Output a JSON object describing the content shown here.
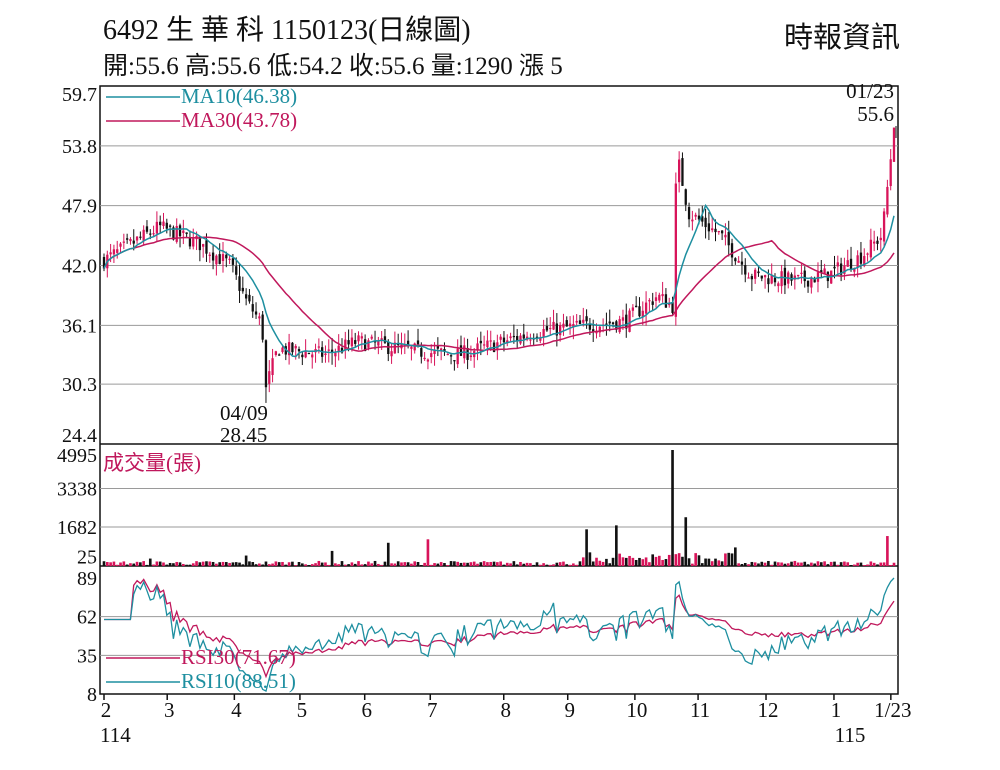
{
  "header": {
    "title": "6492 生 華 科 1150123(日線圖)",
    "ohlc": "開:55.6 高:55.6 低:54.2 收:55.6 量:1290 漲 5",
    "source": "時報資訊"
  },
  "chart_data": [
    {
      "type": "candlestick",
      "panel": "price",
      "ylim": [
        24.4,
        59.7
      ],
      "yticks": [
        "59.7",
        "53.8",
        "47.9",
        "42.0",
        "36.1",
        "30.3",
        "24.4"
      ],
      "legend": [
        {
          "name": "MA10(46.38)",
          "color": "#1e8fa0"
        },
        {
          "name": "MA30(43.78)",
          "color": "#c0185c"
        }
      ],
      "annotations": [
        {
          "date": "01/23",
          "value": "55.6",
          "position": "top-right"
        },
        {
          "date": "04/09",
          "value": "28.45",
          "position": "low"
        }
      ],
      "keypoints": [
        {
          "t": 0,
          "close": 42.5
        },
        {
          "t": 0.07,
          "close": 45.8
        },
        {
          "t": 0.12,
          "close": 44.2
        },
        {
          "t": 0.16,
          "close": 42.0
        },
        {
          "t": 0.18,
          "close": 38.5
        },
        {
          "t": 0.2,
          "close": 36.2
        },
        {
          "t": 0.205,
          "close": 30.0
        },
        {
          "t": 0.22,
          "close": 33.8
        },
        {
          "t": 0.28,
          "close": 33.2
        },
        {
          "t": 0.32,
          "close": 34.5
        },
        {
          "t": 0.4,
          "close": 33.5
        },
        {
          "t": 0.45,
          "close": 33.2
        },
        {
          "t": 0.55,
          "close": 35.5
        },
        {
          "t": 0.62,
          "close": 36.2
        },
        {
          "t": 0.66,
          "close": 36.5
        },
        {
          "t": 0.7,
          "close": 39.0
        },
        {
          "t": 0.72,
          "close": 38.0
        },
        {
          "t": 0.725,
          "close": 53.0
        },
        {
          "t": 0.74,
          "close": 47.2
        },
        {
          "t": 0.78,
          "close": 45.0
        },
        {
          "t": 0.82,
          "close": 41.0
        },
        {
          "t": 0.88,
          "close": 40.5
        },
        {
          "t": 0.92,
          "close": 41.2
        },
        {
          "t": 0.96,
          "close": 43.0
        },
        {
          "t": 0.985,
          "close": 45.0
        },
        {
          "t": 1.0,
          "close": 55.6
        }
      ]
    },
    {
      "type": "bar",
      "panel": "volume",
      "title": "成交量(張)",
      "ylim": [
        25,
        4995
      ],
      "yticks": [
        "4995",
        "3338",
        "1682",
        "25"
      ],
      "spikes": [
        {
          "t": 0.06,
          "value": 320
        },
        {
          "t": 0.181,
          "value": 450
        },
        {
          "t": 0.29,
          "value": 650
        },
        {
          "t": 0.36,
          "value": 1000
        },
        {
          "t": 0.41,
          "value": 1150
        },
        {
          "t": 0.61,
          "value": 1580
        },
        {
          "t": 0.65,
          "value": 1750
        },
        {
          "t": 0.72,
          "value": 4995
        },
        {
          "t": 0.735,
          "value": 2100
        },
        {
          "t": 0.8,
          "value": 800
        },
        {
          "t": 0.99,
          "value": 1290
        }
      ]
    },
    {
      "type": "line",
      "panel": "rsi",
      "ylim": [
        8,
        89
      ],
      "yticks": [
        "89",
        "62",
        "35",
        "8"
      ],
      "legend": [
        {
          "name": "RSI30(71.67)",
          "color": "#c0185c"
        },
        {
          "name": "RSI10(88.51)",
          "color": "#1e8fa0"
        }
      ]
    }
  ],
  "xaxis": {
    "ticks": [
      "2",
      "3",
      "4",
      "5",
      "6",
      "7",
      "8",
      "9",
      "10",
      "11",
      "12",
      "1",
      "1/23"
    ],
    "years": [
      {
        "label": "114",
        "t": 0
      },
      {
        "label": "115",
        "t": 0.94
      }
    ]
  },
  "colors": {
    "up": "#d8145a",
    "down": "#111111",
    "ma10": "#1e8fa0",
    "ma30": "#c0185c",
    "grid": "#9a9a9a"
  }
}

---*---

What this task involves >> Extract every line above that contains the word "title".

Finished exercise >>
    "title": "6492 生 華 科 1150123(日線圖)",
      "title": "成交量(張)",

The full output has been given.